• Study text:
═══

The Knights Templar has been associated with lost artifacts and treasures like the Holy Grail and Ark of the Covenant. Most of the stories are myths and fantasies. Researches of Knight Templar secrets, however, believe that some outposts had possibilities of hidden treasures. They are believed to have carried out some large-scale excavations beneath the Temple Mount, Jerusalem, following the discovery of some tunnels. Whether the excavations were accidental or for a purpose, are widely debated. Also, whether they found anything beneath the Islamic temple, is not known.
It’s the biggest of all Knights Templar mysteries. Most of the stories have emerged from the Sinclair family’s connection with the Knights Templar and a book titled The Secrets of Rosslyn, authored by Father Richard Hay in the 1700s. Hay tells of a labyrinth of tunnels leading to a temporary resting place of the 12 knights, hidden vaults, and other secrets. Over the centuries these mysteries have snowballed into bigger myths. Perhaps a full-fledged excavation could settle the dust.
Luz, in France, has many well-preserved Knights Templar churches. The Gavarnie church is said to house 12 skulls of the Templar chiefs. The entire area has several gateways, ramparts, and towers that overlook the huge Gavarnie Cirque valley. But save the legend, no bodies or names of the 12 men exist. It’s said, every year the spectre of the Grand Master de Molay enters Gavarnie church and asks whether anyone is ready to fight for the Knights Templar order, to which the skulls answer in the negative because the temple has been destroyed. Fanciful, yes; but the Gavarnie Cirque ravines echoes mysteries.

═══

• Extracted records:
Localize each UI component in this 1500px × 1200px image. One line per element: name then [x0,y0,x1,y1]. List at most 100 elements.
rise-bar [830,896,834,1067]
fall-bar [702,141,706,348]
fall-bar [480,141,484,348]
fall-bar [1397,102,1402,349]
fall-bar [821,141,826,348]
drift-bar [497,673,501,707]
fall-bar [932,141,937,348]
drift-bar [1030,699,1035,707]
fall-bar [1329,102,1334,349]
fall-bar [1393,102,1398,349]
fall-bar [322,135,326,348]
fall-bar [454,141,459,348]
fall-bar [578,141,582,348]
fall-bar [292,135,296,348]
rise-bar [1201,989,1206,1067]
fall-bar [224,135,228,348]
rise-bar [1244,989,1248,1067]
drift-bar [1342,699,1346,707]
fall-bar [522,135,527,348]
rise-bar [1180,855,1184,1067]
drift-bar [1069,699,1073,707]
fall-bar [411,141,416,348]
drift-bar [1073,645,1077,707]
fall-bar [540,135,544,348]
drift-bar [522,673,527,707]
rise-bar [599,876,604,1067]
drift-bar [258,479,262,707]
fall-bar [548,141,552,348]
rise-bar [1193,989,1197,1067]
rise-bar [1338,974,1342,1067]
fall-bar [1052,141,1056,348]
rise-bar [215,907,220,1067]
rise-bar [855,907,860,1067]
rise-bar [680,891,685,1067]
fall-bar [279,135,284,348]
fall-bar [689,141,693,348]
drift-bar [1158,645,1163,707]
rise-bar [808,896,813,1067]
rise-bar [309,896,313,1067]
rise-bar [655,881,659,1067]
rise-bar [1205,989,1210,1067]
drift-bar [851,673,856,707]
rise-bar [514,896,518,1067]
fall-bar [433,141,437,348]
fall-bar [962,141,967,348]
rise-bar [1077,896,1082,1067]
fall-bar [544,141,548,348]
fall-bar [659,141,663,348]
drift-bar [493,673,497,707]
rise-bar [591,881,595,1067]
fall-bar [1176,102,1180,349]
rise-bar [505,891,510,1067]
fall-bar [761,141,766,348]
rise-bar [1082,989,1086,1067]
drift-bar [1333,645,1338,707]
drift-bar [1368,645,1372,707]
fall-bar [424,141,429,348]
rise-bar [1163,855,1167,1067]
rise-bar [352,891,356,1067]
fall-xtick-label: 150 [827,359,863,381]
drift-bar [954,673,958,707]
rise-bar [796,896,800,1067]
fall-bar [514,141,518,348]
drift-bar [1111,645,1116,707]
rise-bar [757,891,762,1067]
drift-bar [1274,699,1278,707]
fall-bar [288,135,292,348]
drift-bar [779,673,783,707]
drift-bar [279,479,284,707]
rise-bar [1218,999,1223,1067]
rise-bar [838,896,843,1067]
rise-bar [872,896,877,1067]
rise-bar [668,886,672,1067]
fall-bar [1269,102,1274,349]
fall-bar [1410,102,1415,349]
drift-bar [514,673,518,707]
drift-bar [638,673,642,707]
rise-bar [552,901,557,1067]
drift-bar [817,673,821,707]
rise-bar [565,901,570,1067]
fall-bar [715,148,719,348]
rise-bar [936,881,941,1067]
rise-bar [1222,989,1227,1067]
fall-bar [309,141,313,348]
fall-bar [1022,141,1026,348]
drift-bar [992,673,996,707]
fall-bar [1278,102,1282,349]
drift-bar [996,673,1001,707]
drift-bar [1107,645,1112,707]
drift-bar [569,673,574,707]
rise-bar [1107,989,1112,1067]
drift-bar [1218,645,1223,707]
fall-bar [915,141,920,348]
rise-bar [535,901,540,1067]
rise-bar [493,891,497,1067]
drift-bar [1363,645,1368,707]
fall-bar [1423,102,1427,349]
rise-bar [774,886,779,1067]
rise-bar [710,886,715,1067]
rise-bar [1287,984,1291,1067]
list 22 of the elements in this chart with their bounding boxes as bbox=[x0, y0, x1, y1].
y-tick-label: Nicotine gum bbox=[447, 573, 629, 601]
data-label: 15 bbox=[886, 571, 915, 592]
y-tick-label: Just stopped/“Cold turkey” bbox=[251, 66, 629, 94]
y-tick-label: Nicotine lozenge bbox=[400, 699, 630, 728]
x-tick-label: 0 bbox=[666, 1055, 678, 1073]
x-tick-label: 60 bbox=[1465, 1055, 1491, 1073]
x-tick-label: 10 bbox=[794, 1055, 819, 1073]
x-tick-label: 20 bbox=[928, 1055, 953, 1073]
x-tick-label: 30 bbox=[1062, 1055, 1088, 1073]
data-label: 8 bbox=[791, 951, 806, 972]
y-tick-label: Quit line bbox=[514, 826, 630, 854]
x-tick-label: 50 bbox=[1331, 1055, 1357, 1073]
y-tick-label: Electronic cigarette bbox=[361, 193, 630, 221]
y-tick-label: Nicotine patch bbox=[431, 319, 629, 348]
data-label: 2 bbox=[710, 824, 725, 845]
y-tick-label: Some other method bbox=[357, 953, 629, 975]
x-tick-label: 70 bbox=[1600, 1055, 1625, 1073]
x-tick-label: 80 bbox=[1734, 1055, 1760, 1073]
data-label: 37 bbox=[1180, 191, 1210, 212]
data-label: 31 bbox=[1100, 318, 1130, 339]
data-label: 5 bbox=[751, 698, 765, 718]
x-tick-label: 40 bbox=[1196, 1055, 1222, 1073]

═══

• Activity list:
1 - Quote the passage on Knights Templar mysteries word for word, beginning at the words that have "It’s the biggest" and stopping after "settle the dust.".
2 - In the passage on Knights Templar mysteries, which church is said to house 12 skulls of the Templar chiefs?
3 - Write what comes next in the passage on Knights Templar mysteries, picking up after its final sentence.
The listing comes from a different source than the text.

• Results of the exercise:
1 -
It’s the biggest of all Knights Templar mysteries. Most of the stories have emerged from the Sinclair family’s connection with the Knights Templar and a book titled The Secrets of Rosslyn, authored by Father Richard Hay in the 1700s. Hay tells of a labyrinth of tunnels leading to a temporary resting place of the 12 knights, hidden vaults, and other secrets. Over the centuries these mysteries have snowballed into bigger myths. Perhaps a full-fledged excavation could settle the dust.

2 - The Gavarnie church.

3 -
The Knights Templar, is said to have a head in its possession which the members worshiped. Most Templars denied anything in this regard. But William of Arreblay wrote of a ceremony in Paris where the Templars placed a sliver head, supposedly of Saint Ursula, on the altar and worshiped it. Centuries later, it’s still not known who exactly the Templar deity was.
The Bishop of Auxerre Hugh de Chalon, one of the 12 Templars, was arrested and tried when he defied the king’s order and met the Pope in 1302, disregarding the king’s order of not to respond to papal summons. In another paper associated with historian Heinrich Finke who discovered the Templar list, Hugh de Chalon allegedly hatched a conspiracy to assassinate the king. But whether there was indeed such a plot, is not known for sure.